--- START INFORMATION SUPPLIED ---

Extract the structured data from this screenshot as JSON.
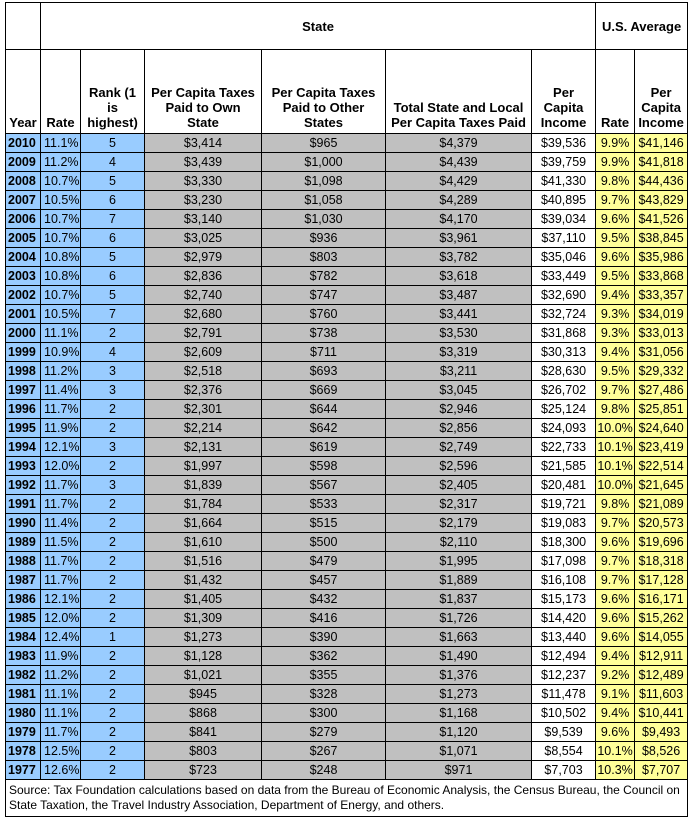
{
  "header": {
    "group_state": "State",
    "group_us": "U.S. Average",
    "columns": [
      "Year",
      "Rate",
      "Rank (1 is highest)",
      "Per Capita Taxes Paid to Own State",
      "Per Capita Taxes Paid to Other States",
      "Total State and Local Per Capita Taxes Paid",
      "Per Capita Income",
      "Rate",
      "Per Capita Income"
    ]
  },
  "colors": {
    "state_key": "#99ccff",
    "state_taxes": "#c0c0c0",
    "us_average": "#ffff99"
  },
  "rows": [
    [
      "2010",
      "11.1%",
      "5",
      "$3,414",
      "$965",
      "$4,379",
      "$39,536",
      "9.9%",
      "$41,146"
    ],
    [
      "2009",
      "11.2%",
      "4",
      "$3,439",
      "$1,000",
      "$4,439",
      "$39,759",
      "9.9%",
      "$41,818"
    ],
    [
      "2008",
      "10.7%",
      "5",
      "$3,330",
      "$1,098",
      "$4,429",
      "$41,330",
      "9.8%",
      "$44,436"
    ],
    [
      "2007",
      "10.5%",
      "6",
      "$3,230",
      "$1,058",
      "$4,289",
      "$40,895",
      "9.7%",
      "$43,829"
    ],
    [
      "2006",
      "10.7%",
      "7",
      "$3,140",
      "$1,030",
      "$4,170",
      "$39,034",
      "9.6%",
      "$41,526"
    ],
    [
      "2005",
      "10.7%",
      "6",
      "$3,025",
      "$936",
      "$3,961",
      "$37,110",
      "9.5%",
      "$38,845"
    ],
    [
      "2004",
      "10.8%",
      "5",
      "$2,979",
      "$803",
      "$3,782",
      "$35,046",
      "9.6%",
      "$35,986"
    ],
    [
      "2003",
      "10.8%",
      "6",
      "$2,836",
      "$782",
      "$3,618",
      "$33,449",
      "9.5%",
      "$33,868"
    ],
    [
      "2002",
      "10.7%",
      "5",
      "$2,740",
      "$747",
      "$3,487",
      "$32,690",
      "9.4%",
      "$33,357"
    ],
    [
      "2001",
      "10.5%",
      "7",
      "$2,680",
      "$760",
      "$3,441",
      "$32,724",
      "9.3%",
      "$34,019"
    ],
    [
      "2000",
      "11.1%",
      "2",
      "$2,791",
      "$738",
      "$3,530",
      "$31,868",
      "9.3%",
      "$33,013"
    ],
    [
      "1999",
      "10.9%",
      "4",
      "$2,609",
      "$711",
      "$3,319",
      "$30,313",
      "9.4%",
      "$31,056"
    ],
    [
      "1998",
      "11.2%",
      "3",
      "$2,518",
      "$693",
      "$3,211",
      "$28,630",
      "9.5%",
      "$29,332"
    ],
    [
      "1997",
      "11.4%",
      "3",
      "$2,376",
      "$669",
      "$3,045",
      "$26,702",
      "9.7%",
      "$27,486"
    ],
    [
      "1996",
      "11.7%",
      "2",
      "$2,301",
      "$644",
      "$2,946",
      "$25,124",
      "9.8%",
      "$25,851"
    ],
    [
      "1995",
      "11.9%",
      "2",
      "$2,214",
      "$642",
      "$2,856",
      "$24,093",
      "10.0%",
      "$24,640"
    ],
    [
      "1994",
      "12.1%",
      "3",
      "$2,131",
      "$619",
      "$2,749",
      "$22,733",
      "10.1%",
      "$23,419"
    ],
    [
      "1993",
      "12.0%",
      "2",
      "$1,997",
      "$598",
      "$2,596",
      "$21,585",
      "10.1%",
      "$22,514"
    ],
    [
      "1992",
      "11.7%",
      "3",
      "$1,839",
      "$567",
      "$2,405",
      "$20,481",
      "10.0%",
      "$21,645"
    ],
    [
      "1991",
      "11.7%",
      "2",
      "$1,784",
      "$533",
      "$2,317",
      "$19,721",
      "9.8%",
      "$21,089"
    ],
    [
      "1990",
      "11.4%",
      "2",
      "$1,664",
      "$515",
      "$2,179",
      "$19,083",
      "9.7%",
      "$20,573"
    ],
    [
      "1989",
      "11.5%",
      "2",
      "$1,610",
      "$500",
      "$2,110",
      "$18,300",
      "9.6%",
      "$19,696"
    ],
    [
      "1988",
      "11.7%",
      "2",
      "$1,516",
      "$479",
      "$1,995",
      "$17,098",
      "9.7%",
      "$18,318"
    ],
    [
      "1987",
      "11.7%",
      "2",
      "$1,432",
      "$457",
      "$1,889",
      "$16,108",
      "9.7%",
      "$17,128"
    ],
    [
      "1986",
      "12.1%",
      "2",
      "$1,405",
      "$432",
      "$1,837",
      "$15,173",
      "9.6%",
      "$16,171"
    ],
    [
      "1985",
      "12.0%",
      "2",
      "$1,309",
      "$416",
      "$1,726",
      "$14,420",
      "9.6%",
      "$15,262"
    ],
    [
      "1984",
      "12.4%",
      "1",
      "$1,273",
      "$390",
      "$1,663",
      "$13,440",
      "9.6%",
      "$14,055"
    ],
    [
      "1983",
      "11.9%",
      "2",
      "$1,128",
      "$362",
      "$1,490",
      "$12,494",
      "9.4%",
      "$12,911"
    ],
    [
      "1982",
      "11.2%",
      "2",
      "$1,021",
      "$355",
      "$1,376",
      "$12,237",
      "9.2%",
      "$12,489"
    ],
    [
      "1981",
      "11.1%",
      "2",
      "$945",
      "$328",
      "$1,273",
      "$11,478",
      "9.1%",
      "$11,603"
    ],
    [
      "1980",
      "11.1%",
      "2",
      "$868",
      "$300",
      "$1,168",
      "$10,502",
      "9.4%",
      "$10,441"
    ],
    [
      "1979",
      "11.7%",
      "2",
      "$841",
      "$279",
      "$1,120",
      "$9,539",
      "9.6%",
      "$9,493"
    ],
    [
      "1978",
      "12.5%",
      "2",
      "$803",
      "$267",
      "$1,071",
      "$8,554",
      "10.1%",
      "$8,526"
    ],
    [
      "1977",
      "12.6%",
      "2",
      "$723",
      "$248",
      "$971",
      "$7,703",
      "10.3%",
      "$7,707"
    ]
  ],
  "source": "Source: Tax Foundation calculations based on data from the Bureau of Economic Analysis, the Census Bureau, the Council on State Taxation, the Travel Industry Association, Department of Energy, and others."
}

--- END INFORMATION SUPPLIED ---

## EXERCISE:
Say how many lines of the data include the word "from". Respond with the number alone.

## ANSWER TO THIS EXERCISE:
2